→ **Task**: Figure out how many lines of the material below contain the word "DAVID". Answer with the number only.

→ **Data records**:
:::::

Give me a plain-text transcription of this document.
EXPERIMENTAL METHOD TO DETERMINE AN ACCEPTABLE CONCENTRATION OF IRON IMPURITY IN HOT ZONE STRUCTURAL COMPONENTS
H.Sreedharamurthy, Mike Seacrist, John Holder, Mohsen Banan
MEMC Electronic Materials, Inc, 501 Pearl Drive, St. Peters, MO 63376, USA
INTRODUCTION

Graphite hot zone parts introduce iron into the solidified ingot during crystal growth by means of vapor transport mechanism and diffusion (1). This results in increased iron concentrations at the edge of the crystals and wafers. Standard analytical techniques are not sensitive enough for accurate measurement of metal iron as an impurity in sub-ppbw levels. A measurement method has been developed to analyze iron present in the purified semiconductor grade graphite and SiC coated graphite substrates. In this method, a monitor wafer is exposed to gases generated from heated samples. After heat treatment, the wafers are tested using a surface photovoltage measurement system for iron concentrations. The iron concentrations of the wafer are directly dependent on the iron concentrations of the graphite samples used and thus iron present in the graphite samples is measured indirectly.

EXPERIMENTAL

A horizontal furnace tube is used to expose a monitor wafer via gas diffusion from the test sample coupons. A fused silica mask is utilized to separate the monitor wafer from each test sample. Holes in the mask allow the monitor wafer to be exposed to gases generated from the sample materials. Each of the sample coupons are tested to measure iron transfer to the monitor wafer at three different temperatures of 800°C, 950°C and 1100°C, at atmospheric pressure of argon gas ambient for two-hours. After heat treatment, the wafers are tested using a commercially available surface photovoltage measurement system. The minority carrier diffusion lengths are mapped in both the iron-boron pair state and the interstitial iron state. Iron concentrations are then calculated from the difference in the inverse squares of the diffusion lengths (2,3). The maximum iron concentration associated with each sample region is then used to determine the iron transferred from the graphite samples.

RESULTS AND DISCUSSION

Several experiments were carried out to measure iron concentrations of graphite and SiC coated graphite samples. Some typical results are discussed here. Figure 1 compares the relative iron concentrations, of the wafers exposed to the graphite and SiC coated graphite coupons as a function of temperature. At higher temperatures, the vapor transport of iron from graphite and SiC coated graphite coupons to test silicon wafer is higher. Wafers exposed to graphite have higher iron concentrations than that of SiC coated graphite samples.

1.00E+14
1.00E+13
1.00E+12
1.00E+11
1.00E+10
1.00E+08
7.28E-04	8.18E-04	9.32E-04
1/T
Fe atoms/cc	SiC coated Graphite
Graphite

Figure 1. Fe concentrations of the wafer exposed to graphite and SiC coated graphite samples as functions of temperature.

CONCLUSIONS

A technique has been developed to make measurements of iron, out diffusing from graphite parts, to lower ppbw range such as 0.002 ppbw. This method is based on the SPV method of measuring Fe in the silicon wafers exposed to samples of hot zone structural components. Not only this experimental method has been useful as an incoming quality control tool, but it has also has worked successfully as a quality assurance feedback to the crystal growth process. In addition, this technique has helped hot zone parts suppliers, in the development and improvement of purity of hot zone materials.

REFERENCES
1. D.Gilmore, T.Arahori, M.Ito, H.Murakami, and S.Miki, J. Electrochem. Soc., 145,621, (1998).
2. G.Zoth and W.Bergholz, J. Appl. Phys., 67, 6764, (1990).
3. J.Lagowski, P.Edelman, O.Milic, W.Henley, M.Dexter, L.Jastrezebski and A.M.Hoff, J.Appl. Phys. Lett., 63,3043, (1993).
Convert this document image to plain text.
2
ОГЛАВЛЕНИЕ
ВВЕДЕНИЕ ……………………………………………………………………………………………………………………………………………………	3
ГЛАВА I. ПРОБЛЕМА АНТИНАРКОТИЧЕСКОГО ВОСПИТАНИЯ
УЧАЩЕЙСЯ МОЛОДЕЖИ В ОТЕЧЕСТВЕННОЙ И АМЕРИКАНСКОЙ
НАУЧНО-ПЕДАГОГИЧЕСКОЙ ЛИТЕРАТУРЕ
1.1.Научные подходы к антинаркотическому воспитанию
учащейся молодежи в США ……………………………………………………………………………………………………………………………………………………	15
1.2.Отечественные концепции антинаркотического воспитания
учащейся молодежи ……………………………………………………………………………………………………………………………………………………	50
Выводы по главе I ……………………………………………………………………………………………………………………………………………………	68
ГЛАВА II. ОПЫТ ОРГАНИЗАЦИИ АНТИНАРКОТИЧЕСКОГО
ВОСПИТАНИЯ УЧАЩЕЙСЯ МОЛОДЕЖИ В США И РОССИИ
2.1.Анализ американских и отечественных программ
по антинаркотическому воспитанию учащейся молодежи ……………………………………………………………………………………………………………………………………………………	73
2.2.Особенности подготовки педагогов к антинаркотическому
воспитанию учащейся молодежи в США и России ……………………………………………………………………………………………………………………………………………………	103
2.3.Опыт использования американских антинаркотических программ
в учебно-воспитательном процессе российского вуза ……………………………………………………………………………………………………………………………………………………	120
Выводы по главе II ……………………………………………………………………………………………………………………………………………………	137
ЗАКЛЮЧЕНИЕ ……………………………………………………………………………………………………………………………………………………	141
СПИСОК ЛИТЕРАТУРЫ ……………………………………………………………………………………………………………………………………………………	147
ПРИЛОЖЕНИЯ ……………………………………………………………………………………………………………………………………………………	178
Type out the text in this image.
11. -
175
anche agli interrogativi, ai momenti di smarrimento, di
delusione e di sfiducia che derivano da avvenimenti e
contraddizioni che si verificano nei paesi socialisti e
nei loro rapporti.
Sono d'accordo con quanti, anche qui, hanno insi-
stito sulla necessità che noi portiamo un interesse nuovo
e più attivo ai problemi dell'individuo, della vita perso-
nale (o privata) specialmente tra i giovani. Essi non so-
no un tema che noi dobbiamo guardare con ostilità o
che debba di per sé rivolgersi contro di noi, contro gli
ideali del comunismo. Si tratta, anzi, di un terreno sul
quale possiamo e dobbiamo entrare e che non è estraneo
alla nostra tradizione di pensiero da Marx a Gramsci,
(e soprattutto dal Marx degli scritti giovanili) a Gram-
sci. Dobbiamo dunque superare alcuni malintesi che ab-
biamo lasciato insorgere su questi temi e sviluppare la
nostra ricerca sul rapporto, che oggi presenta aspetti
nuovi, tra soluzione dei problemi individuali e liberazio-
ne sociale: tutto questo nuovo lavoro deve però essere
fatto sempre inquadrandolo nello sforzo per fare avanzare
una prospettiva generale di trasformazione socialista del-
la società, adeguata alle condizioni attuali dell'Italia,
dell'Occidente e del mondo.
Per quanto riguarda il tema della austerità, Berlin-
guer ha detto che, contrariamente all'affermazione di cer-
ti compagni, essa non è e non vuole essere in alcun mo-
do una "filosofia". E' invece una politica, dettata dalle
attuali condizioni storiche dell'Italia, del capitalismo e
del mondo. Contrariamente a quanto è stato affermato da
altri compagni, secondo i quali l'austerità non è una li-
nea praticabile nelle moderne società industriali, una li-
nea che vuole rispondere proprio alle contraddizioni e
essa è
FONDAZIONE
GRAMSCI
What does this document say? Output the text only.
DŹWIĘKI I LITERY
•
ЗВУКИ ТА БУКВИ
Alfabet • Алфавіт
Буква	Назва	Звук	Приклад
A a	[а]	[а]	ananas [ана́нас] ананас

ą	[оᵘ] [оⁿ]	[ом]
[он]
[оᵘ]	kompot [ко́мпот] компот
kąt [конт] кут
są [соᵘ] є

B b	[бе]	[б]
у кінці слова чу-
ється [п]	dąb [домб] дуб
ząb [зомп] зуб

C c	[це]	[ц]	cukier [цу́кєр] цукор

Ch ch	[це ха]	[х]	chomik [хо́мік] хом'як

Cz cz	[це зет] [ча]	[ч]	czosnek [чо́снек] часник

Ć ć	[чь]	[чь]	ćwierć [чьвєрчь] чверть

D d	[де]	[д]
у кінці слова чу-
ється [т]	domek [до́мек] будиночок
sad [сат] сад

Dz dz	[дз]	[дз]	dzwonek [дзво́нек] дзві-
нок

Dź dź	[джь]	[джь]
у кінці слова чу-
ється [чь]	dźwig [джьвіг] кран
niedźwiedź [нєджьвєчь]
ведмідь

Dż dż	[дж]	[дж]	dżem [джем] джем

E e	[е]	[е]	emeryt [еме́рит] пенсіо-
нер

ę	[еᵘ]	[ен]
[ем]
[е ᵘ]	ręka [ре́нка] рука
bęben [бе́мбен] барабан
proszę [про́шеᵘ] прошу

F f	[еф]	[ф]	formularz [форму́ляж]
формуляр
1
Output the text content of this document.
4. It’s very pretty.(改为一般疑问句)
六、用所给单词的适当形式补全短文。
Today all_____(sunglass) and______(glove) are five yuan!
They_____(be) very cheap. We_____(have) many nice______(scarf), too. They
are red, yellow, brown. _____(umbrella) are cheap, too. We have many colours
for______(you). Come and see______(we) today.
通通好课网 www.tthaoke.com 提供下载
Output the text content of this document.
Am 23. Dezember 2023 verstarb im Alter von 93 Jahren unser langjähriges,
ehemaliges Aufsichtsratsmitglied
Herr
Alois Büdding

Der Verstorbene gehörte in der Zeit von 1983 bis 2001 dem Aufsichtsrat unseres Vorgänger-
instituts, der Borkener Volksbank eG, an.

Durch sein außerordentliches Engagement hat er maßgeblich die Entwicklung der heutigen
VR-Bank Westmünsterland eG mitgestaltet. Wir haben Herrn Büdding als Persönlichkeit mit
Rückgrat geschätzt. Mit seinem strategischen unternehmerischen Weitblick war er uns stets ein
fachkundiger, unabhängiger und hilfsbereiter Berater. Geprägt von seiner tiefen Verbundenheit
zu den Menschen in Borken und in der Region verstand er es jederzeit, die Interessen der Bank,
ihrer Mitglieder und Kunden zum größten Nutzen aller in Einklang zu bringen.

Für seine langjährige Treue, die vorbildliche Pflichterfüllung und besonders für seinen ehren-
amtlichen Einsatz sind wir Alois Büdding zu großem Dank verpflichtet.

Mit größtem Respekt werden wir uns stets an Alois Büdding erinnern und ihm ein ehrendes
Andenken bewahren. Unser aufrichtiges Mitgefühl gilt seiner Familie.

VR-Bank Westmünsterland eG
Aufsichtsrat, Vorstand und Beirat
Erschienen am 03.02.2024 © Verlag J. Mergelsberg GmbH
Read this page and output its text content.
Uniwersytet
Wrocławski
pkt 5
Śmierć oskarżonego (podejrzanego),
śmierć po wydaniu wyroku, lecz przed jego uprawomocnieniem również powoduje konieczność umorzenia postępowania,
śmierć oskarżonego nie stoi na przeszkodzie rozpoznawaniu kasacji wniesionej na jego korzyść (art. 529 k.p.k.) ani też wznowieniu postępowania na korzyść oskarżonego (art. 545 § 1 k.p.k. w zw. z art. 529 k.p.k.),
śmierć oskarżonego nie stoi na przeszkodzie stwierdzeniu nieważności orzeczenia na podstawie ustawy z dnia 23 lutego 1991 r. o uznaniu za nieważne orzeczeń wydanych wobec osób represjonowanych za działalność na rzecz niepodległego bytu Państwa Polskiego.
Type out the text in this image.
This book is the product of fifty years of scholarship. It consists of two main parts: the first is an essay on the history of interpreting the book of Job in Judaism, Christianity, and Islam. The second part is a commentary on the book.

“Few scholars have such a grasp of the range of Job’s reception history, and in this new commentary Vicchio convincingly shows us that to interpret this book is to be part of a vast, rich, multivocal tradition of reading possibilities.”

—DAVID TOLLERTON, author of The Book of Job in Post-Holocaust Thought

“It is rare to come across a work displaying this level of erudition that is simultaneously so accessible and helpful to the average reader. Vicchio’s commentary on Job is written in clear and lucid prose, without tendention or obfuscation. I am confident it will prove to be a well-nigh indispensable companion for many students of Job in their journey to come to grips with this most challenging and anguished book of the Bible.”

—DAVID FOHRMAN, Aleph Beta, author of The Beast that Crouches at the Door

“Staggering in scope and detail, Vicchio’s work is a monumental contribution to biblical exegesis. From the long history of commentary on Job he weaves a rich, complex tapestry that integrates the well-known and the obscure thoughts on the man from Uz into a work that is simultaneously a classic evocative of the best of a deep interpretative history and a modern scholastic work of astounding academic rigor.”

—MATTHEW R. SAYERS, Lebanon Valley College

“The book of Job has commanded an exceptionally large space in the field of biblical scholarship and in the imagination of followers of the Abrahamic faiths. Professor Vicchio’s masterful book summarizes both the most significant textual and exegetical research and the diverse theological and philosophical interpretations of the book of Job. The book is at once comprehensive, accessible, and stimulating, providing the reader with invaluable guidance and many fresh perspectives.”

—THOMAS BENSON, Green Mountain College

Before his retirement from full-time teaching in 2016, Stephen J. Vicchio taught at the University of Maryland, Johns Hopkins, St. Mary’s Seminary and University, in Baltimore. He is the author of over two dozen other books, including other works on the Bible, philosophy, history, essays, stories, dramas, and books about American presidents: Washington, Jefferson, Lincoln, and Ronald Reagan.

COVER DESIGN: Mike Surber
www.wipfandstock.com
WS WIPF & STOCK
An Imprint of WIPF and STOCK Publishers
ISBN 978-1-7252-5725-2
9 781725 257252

:::::

→ **Response below**: 2